───── PROVIDED RECORDS ─────
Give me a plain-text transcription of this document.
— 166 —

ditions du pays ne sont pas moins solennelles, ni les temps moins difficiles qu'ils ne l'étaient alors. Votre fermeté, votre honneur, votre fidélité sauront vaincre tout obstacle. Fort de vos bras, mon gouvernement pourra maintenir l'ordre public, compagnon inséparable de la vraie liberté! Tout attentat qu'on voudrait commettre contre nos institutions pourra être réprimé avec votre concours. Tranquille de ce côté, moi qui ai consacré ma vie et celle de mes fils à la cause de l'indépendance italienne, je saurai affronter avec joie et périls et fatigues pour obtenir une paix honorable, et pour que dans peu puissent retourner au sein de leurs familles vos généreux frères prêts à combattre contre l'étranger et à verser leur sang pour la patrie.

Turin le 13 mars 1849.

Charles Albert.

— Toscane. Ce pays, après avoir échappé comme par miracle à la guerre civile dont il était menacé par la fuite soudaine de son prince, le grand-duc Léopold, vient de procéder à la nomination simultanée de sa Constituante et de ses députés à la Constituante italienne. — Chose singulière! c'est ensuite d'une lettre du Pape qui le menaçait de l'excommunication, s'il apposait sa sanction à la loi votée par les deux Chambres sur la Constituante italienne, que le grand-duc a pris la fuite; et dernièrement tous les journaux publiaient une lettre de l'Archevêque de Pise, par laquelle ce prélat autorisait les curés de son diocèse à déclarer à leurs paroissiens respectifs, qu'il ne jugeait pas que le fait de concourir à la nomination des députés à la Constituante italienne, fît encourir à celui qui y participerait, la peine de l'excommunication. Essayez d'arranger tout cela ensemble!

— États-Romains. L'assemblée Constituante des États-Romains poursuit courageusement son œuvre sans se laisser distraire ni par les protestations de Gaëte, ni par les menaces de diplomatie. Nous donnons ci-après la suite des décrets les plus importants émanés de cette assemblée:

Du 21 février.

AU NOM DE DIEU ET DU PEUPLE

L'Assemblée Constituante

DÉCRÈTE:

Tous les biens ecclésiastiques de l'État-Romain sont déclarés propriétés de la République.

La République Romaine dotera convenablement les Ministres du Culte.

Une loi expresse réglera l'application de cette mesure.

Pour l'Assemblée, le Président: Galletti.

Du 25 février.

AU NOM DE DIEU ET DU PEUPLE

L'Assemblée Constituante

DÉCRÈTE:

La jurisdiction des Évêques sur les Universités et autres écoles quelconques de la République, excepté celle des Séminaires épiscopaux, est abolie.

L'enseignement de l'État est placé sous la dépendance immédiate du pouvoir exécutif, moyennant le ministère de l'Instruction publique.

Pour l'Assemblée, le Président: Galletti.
─────
WHAT THE TASK ASKS → Show, from the listing above, each line that contains the word "leurs".

REPLY →
ditions du pays ne sont pas moins solennelles, ni les temps moins difficiles qu'ils ne l'étaient alors. Votre fermeté, votre honneur, votre fidélité sauront vaincre tout obstacle. Fort de vos bras, mon gouvernement pourra maintenir l'ordre public, compagnon inséparable de la vraie liberté! Tout attentat qu'on voudrait commettre contre nos institutions pourra être réprimé avec votre concours. Tranquille de ce côté, moi qui ai consacré ma vie et celle de mes fils à la cause de l'indépendance italienne, je saurai affronter avec joie et périls et fatigues pour obtenir une paix honorable, et pour que dans peu puissent retourner au sein de leurs familles vos généreux frères prêts à combattre contre l'étranger et à verser leur sang pour la patrie.
— Toscane. Ce pays, après avoir échappé comme par miracle à la guerre civile dont il était menacé par la fuite soudaine de son prince, le grand-duc Léopold, vient de procéder à la nomination simultanée de sa Constituante et de ses députés à la Constituante italienne. — Chose singulière! c'est ensuite d'une lettre du Pape qui le menaçait de l'excommunication, s'il apposait sa sanction à la loi votée par les deux Chambres sur la Constituante italienne, que le grand-duc a pris la fuite; et dernièrement tous les journaux publiaient une lettre de l'Archevêque de Pise, par laquelle ce prélat autorisait les curés de son diocèse à déclarer à leurs paroissiens respectifs, qu'il ne jugeait pas que le fait de concourir à la nomination des députés à la Constituante italienne, fît encourir à celui qui y participerait, la peine de l'excommunication. Essayez d'arranger tout cela ensemble!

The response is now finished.